BRIEF:
Search the data for the word "Insect" and copy every line where it occurs.

DATA IN THIS EXERCISE:
*** Begin section ***
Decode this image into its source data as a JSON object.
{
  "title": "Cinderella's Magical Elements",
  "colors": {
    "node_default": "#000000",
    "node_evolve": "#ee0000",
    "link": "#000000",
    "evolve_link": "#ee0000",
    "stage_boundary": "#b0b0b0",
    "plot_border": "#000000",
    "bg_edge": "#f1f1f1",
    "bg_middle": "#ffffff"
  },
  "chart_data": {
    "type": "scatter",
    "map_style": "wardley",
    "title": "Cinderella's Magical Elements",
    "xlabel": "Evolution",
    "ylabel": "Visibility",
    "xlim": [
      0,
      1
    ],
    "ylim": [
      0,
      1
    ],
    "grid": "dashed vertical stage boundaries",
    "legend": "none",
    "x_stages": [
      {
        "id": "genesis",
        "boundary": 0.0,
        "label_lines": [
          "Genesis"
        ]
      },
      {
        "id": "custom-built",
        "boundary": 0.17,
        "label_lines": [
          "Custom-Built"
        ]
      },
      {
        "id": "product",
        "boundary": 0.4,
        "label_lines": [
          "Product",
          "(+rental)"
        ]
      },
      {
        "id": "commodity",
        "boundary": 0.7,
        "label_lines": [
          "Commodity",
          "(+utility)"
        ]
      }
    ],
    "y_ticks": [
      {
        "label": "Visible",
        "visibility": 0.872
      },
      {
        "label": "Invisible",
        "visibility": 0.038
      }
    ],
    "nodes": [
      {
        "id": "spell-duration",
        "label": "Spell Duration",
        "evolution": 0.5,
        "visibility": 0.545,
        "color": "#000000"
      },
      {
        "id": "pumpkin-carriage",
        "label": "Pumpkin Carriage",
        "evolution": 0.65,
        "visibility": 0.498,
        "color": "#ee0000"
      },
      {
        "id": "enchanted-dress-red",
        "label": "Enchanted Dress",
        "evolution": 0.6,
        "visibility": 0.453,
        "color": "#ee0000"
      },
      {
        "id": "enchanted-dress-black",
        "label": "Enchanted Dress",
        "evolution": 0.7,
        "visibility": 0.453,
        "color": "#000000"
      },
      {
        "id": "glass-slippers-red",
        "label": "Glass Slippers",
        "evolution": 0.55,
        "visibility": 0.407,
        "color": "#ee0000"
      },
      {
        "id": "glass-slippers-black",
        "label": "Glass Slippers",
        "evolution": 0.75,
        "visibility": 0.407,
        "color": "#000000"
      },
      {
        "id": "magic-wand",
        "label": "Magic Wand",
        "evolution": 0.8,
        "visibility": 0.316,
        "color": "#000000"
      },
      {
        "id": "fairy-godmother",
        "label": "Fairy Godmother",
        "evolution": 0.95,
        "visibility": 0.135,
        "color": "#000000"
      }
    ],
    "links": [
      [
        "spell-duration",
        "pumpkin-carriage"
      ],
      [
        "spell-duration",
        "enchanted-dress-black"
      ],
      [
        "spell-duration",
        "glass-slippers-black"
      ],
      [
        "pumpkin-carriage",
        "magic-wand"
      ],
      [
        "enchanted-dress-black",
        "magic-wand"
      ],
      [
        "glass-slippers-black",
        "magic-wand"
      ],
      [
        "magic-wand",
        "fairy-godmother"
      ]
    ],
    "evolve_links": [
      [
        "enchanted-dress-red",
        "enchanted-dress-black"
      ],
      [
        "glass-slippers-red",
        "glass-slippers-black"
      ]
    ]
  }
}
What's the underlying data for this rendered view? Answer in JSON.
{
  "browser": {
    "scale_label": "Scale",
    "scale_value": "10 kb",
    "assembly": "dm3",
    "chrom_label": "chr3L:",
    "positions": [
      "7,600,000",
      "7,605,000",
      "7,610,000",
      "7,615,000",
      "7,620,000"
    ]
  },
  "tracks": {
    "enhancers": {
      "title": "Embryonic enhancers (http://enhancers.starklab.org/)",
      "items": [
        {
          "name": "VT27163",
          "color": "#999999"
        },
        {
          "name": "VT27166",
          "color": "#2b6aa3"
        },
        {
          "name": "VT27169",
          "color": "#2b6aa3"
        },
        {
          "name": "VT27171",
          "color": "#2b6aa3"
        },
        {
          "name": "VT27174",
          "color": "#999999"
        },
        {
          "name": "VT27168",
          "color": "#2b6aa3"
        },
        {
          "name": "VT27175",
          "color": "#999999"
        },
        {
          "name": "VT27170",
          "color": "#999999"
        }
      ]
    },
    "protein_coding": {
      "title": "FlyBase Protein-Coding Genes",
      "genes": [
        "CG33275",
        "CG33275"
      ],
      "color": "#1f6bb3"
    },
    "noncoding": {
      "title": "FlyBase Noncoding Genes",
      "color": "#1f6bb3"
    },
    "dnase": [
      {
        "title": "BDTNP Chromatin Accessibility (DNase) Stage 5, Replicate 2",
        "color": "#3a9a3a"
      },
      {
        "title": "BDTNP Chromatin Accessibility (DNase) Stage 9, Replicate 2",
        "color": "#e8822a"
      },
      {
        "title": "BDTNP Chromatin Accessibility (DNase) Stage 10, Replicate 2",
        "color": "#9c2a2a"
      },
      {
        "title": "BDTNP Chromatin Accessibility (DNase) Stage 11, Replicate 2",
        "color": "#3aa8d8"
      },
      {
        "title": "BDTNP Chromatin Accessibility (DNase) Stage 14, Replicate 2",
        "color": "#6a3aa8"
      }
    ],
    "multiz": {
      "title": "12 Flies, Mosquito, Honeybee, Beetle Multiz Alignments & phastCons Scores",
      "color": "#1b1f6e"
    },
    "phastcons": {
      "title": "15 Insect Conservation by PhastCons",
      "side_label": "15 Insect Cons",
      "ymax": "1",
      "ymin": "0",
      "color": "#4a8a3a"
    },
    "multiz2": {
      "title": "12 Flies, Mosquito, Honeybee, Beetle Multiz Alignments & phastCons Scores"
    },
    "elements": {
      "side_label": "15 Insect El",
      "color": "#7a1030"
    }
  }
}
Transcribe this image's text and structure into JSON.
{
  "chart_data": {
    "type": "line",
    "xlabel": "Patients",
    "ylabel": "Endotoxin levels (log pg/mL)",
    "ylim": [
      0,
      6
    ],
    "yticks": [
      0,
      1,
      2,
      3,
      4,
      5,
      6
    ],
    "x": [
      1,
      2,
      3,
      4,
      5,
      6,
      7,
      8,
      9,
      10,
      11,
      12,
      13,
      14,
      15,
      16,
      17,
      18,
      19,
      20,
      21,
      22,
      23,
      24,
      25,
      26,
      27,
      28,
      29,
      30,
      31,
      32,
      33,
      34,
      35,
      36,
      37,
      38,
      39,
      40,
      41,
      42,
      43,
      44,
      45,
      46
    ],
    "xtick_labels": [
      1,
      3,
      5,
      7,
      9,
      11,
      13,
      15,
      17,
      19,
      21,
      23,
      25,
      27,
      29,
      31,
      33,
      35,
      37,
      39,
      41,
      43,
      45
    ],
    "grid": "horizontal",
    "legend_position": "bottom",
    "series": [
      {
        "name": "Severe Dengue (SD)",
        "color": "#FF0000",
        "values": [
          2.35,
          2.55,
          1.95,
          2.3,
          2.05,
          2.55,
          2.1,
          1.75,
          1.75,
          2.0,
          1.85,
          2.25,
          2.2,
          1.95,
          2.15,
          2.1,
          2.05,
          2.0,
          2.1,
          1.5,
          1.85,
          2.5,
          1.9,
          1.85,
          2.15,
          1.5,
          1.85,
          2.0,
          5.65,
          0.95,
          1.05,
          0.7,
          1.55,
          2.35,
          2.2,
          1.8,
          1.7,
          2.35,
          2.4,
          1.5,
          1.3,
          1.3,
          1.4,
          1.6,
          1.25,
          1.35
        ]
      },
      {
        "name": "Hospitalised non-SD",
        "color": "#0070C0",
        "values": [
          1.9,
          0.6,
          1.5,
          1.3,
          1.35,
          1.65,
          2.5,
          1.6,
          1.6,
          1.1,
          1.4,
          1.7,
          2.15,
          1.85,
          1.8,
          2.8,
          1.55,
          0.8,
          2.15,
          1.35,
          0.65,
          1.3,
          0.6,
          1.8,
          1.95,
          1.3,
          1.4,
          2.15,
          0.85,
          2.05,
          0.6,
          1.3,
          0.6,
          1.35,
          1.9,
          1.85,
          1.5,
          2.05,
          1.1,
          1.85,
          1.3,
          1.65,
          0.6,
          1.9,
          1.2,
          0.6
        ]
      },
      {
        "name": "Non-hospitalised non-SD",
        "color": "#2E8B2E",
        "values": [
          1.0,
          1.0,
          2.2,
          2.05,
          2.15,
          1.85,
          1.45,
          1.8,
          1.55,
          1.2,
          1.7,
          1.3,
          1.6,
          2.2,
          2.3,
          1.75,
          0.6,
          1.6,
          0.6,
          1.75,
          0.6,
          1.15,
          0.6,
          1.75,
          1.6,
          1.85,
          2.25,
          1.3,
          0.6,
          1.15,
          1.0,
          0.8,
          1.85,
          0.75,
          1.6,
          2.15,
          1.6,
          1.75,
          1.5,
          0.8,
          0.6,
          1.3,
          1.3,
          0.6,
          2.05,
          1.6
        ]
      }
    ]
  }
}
*** End section ***
ANSWER TO THIS PROBLEM:
      "title": "15 Insect Conservation by PhastCons",
      "side_label": "15 Insect Cons",
      "side_label": "15 Insect El",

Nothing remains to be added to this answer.